(begin)
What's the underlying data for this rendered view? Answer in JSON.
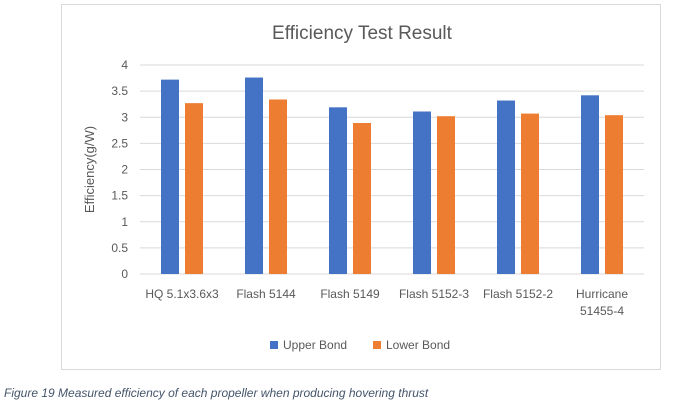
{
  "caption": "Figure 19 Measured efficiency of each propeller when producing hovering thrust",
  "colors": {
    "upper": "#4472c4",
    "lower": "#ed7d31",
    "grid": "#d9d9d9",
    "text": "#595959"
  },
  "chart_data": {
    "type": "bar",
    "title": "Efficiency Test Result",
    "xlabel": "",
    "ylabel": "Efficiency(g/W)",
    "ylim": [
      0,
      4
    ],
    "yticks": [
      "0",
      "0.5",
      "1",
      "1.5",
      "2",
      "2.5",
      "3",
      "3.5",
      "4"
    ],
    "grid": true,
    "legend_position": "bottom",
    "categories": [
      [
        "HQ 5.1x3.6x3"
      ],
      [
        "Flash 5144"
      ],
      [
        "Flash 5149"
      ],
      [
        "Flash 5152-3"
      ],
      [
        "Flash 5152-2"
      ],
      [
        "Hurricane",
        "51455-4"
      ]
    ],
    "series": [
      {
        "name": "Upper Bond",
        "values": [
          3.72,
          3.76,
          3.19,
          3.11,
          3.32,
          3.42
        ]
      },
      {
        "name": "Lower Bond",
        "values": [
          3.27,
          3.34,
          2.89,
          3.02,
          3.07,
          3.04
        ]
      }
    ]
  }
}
(end)
(begin)
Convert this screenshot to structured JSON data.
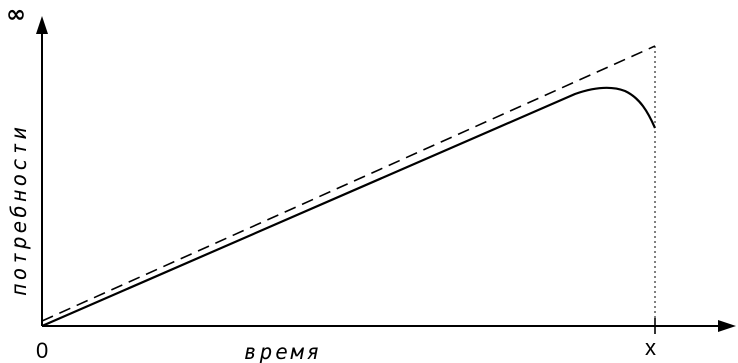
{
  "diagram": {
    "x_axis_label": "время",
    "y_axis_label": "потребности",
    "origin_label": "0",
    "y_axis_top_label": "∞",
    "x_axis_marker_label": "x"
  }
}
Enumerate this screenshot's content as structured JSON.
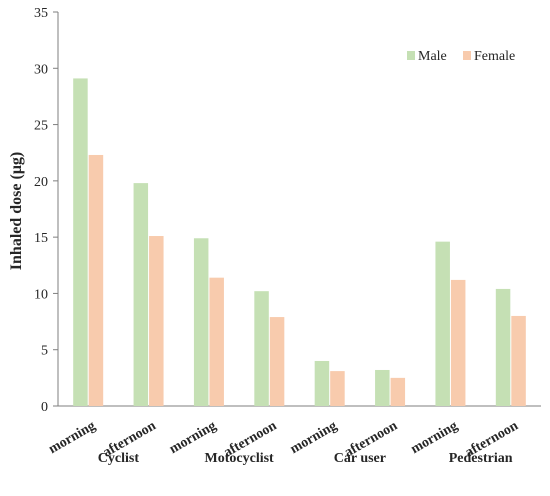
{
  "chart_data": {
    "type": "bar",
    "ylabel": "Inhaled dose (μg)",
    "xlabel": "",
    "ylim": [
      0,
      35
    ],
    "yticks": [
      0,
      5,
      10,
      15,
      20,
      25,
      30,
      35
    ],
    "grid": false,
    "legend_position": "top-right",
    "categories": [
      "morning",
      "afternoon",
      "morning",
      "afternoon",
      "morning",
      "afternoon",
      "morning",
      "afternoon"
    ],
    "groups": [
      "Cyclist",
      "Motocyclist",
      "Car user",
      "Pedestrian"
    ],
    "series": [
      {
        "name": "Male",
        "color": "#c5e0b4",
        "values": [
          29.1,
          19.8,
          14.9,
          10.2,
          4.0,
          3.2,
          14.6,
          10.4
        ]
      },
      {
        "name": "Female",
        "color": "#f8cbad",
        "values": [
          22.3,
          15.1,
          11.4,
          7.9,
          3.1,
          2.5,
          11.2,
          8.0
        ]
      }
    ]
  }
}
(end)
→ STATED TASK: State the number of lines holding the word "name" in the listing. Add nothing else.

→ WRITTEN RESPONSE: 4